• Data provided

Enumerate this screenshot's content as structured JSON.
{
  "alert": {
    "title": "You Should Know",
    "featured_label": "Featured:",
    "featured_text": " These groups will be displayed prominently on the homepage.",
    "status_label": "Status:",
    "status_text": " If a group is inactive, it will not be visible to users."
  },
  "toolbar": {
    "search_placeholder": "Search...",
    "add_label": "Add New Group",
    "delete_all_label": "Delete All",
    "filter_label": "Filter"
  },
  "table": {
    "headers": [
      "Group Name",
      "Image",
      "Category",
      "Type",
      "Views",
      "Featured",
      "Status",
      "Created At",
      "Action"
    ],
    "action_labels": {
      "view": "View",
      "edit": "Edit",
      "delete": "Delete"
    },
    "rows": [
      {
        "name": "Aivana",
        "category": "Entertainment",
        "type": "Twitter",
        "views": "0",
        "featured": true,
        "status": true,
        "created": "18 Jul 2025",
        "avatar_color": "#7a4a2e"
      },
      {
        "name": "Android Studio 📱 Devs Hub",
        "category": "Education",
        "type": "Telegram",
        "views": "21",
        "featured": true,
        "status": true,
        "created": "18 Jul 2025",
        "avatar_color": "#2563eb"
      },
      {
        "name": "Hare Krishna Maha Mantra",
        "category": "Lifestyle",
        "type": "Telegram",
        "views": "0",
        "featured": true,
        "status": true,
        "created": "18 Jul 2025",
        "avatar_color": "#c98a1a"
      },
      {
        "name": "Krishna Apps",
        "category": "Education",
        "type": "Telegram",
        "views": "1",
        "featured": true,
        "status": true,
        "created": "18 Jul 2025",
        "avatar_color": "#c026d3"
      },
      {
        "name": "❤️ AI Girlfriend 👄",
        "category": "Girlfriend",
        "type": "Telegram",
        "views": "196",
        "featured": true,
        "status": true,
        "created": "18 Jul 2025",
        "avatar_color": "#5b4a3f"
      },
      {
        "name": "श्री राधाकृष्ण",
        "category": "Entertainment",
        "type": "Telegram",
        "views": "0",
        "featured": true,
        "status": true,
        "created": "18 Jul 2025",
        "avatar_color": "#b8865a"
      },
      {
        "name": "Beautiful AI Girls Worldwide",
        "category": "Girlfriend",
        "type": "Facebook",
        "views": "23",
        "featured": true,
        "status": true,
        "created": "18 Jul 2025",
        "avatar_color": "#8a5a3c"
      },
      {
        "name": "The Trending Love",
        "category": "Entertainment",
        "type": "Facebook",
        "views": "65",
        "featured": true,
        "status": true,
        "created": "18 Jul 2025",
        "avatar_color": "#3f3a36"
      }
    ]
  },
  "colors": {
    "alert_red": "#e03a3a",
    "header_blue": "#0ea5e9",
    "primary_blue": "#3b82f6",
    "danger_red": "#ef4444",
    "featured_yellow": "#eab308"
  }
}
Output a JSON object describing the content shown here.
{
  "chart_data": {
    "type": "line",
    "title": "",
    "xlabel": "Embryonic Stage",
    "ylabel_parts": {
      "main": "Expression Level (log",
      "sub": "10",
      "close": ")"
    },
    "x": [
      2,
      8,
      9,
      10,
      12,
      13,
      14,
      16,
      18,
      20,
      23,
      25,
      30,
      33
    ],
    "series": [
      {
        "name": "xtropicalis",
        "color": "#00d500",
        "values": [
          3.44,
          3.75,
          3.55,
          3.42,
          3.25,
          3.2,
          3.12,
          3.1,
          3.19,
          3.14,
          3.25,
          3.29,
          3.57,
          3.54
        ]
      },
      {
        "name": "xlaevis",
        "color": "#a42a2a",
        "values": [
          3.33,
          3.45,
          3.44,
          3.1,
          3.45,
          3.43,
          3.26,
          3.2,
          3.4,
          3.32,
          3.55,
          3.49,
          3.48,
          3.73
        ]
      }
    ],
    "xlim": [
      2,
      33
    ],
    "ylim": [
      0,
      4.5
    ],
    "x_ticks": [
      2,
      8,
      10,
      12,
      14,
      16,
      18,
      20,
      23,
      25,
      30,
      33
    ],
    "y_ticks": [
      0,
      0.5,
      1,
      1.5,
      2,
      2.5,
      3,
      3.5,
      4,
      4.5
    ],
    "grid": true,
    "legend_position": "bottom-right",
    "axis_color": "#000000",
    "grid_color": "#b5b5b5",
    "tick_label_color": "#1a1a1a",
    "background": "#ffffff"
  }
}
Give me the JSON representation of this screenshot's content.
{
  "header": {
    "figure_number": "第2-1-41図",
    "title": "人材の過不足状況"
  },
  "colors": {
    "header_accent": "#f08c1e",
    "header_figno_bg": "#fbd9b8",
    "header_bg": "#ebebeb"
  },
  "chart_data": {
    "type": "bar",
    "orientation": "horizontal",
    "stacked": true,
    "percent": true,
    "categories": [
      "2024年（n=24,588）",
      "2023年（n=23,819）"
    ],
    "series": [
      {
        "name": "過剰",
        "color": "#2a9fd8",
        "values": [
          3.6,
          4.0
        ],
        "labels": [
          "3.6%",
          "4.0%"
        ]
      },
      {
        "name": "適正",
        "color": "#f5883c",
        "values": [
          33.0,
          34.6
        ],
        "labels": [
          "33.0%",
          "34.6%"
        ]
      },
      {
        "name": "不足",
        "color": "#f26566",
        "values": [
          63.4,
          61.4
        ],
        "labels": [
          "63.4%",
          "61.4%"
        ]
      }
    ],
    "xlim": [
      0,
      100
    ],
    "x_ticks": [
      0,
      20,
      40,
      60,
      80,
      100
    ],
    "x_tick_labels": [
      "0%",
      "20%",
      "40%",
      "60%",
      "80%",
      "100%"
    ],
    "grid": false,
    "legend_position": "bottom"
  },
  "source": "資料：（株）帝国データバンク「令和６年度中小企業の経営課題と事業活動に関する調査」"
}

• What is asked
Once more, set down the full listing, verbatim.

• Worked answer
Enumerate this screenshot's content as structured JSON.
{
  "alert": {
    "title": "You Should Know",
    "featured_label": "Featured:",
    "featured_text": " These groups will be displayed prominently on the homepage.",
    "status_label": "Status:",
    "status_text": " If a group is inactive, it will not be visible to users."
  },
  "toolbar": {
    "search_placeholder": "Search...",
    "add_label": "Add New Group",
    "delete_all_label": "Delete All",
    "filter_label": "Filter"
  },
  "table": {
    "headers": [
      "Group Name",
      "Image",
      "Category",
      "Type",
      "Views",
      "Featured",
      "Status",
      "Created At",
      "Action"
    ],
    "action_labels": {
      "view": "View",
      "edit": "Edit",
      "delete": "Delete"
    },
    "rows": [
      {
        "name": "Aivana",
        "category": "Entertainment",
        "type": "Twitter",
        "views": "0",
        "featured": true,
        "status": true,
        "created": "18 Jul 2025",
        "avatar_color": "#7a4a2e"
      },
      {
        "name": "Android Studio 📱 Devs Hub",
        "category": "Education",
        "type": "Telegram",
        "views": "21",
        "featured": true,
        "status": true,
        "created": "18 Jul 2025",
        "avatar_color": "#2563eb"
      },
      {
        "name": "Hare Krishna Maha Mantra",
        "category": "Lifestyle",
        "type": "Telegram",
        "views": "0",
        "featured": true,
        "status": true,
        "created": "18 Jul 2025",
        "avatar_color": "#c98a1a"
      },
      {
        "name": "Krishna Apps",
        "category": "Education",
        "type": "Telegram",
        "views": "1",
        "featured": true,
        "status": true,
        "created": "18 Jul 2025",
        "avatar_color": "#c026d3"
      },
      {
        "name": "❤️ AI Girlfriend 👄",
        "category": "Girlfriend",
        "type": "Telegram",
        "views": "196",
        "featured": true,
        "status": true,
        "created": "18 Jul 2025",
        "avatar_color": "#5b4a3f"
      },
      {
        "name": "श्री राधाकृष्ण",
        "category": "Entertainment",
        "type": "Telegram",
        "views": "0",
        "featured": true,
        "status": true,
        "created": "18 Jul 2025",
        "avatar_color": "#b8865a"
      },
      {
        "name": "Beautiful AI Girls Worldwide",
        "category": "Girlfriend",
        "type": "Facebook",
        "views": "23",
        "featured": true,
        "status": true,
        "created": "18 Jul 2025",
        "avatar_color": "#8a5a3c"
      },
      {
        "name": "The Trending Love",
        "category": "Entertainment",
        "type": "Facebook",
        "views": "65",
        "featured": true,
        "status": true,
        "created": "18 Jul 2025",
        "avatar_color": "#3f3a36"
      }
    ]
  },
  "colors": {
    "alert_red": "#e03a3a",
    "header_blue": "#0ea5e9",
    "primary_blue": "#3b82f6",
    "danger_red": "#ef4444",
    "featured_yellow": "#eab308"
  }
}
Output a JSON object describing the content shown here.
{
  "chart_data": {
    "type": "line",
    "title": "",
    "xlabel": "Embryonic Stage",
    "ylabel_parts": {
      "main": "Expression Level (log",
      "sub": "10",
      "close": ")"
    },
    "x": [
      2,
      8,
      9,
      10,
      12,
      13,
      14,
      16,
      18,
      20,
      23,
      25,
      30,
      33
    ],
    "series": [
      {
        "name": "xtropicalis",
        "color": "#00d500",
        "values": [
          3.44,
          3.75,
          3.55,
          3.42,
          3.25,
          3.2,
          3.12,
          3.1,
          3.19,
          3.14,
          3.25,
          3.29,
          3.57,
          3.54
        ]
      },
      {
        "name": "xlaevis",
        "color": "#a42a2a",
        "values": [
          3.33,
          3.45,
          3.44,
          3.1,
          3.45,
          3.43,
          3.26,
          3.2,
          3.4,
          3.32,
          3.55,
          3.49,
          3.48,
          3.73
        ]
      }
    ],
    "xlim": [
      2,
      33
    ],
    "ylim": [
      0,
      4.5
    ],
    "x_ticks": [
      2,
      8,
      10,
      12,
      14,
      16,
      18,
      20,
      23,
      25,
      30,
      33
    ],
    "y_ticks": [
      0,
      0.5,
      1,
      1.5,
      2,
      2.5,
      3,
      3.5,
      4,
      4.5
    ],
    "grid": true,
    "legend_position": "bottom-right",
    "axis_color": "#000000",
    "grid_color": "#b5b5b5",
    "tick_label_color": "#1a1a1a",
    "background": "#ffffff"
  }
}
Give me the JSON representation of this screenshot's content.
{
  "header": {
    "figure_number": "第2-1-41図",
    "title": "人材の過不足状況"
  },
  "colors": {
    "header_accent": "#f08c1e",
    "header_figno_bg": "#fbd9b8",
    "header_bg": "#ebebeb"
  },
  "chart_data": {
    "type": "bar",
    "orientation": "horizontal",
    "stacked": true,
    "percent": true,
    "categories": [
      "2024年（n=24,588）",
      "2023年（n=23,819）"
    ],
    "series": [
      {
        "name": "過剰",
        "color": "#2a9fd8",
        "values": [
          3.6,
          4.0
        ],
        "labels": [
          "3.6%",
          "4.0%"
        ]
      },
      {
        "name": "適正",
        "color": "#f5883c",
        "values": [
          33.0,
          34.6
        ],
        "labels": [
          "33.0%",
          "34.6%"
        ]
      },
      {
        "name": "不足",
        "color": "#f26566",
        "values": [
          63.4,
          61.4
        ],
        "labels": [
          "63.4%",
          "61.4%"
        ]
      }
    ],
    "xlim": [
      0,
      100
    ],
    "x_ticks": [
      0,
      20,
      40,
      60,
      80,
      100
    ],
    "x_tick_labels": [
      "0%",
      "20%",
      "40%",
      "60%",
      "80%",
      "100%"
    ],
    "grid": false,
    "legend_position": "bottom"
  },
  "source": "資料：（株）帝国データバンク「令和６年度中小企業の経営課題と事業活動に関する調査」"
}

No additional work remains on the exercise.